Entries taken from a collection
○ ○ ○ ○ ○ ○ ○

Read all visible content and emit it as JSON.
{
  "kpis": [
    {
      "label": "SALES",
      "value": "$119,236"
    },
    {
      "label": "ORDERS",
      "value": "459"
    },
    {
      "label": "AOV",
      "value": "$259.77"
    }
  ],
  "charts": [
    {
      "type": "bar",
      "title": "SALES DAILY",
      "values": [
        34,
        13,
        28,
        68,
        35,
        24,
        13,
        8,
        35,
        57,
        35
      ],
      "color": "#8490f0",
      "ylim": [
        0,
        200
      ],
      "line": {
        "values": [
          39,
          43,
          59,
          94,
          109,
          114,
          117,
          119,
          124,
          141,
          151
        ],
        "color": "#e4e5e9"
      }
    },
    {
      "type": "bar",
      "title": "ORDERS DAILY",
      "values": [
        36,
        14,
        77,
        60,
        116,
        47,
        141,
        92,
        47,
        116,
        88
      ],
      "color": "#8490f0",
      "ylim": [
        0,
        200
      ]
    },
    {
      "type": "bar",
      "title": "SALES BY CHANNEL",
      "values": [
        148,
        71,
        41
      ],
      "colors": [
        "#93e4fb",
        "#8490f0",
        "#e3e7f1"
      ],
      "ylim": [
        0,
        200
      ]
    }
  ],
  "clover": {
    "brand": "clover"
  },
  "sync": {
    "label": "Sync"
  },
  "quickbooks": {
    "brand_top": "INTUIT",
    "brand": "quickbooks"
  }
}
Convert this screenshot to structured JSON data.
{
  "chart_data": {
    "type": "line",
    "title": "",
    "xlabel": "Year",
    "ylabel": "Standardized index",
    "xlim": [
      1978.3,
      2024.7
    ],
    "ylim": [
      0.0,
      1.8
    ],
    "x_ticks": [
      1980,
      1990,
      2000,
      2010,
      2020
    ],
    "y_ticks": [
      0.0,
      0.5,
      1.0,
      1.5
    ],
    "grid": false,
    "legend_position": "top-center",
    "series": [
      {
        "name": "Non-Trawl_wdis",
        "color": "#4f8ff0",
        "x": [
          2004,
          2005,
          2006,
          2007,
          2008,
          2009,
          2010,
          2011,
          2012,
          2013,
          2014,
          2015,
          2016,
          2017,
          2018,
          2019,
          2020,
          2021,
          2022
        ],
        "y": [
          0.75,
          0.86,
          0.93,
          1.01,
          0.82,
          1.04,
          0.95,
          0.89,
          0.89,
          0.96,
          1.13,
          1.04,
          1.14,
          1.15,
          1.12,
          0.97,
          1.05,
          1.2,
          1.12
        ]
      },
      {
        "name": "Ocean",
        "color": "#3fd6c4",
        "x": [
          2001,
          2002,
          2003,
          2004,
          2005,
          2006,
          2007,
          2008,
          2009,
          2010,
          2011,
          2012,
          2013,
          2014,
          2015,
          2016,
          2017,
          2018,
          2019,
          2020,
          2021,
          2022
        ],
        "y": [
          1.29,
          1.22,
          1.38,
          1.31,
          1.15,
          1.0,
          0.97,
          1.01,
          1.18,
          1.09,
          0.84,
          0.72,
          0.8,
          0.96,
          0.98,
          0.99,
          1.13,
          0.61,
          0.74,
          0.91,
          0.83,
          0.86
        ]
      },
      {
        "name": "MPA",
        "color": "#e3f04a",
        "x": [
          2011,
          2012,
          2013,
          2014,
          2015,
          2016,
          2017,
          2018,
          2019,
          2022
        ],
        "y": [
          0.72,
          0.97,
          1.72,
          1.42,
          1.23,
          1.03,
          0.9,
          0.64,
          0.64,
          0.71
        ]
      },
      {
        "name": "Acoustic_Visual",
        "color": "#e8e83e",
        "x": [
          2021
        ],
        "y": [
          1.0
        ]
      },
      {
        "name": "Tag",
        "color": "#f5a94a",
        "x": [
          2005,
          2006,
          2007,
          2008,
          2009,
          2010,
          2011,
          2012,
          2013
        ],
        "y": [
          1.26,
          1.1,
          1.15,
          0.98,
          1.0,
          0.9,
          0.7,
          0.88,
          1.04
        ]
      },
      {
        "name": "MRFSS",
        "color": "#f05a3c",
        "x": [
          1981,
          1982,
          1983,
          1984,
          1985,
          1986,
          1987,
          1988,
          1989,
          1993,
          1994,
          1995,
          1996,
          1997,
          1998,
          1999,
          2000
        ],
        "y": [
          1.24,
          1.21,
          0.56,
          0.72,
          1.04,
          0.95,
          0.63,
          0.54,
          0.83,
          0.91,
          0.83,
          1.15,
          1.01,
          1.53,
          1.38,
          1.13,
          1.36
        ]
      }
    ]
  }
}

○ ○ ○ ○ ○ ○ ○

** TASK DIRECTIONS **
Read the entries and pick out all lines that include the word "DAILY".

** EXPECTED OUTPUT **
      "title": "SALES DAILY",
      "title": "ORDERS DAILY",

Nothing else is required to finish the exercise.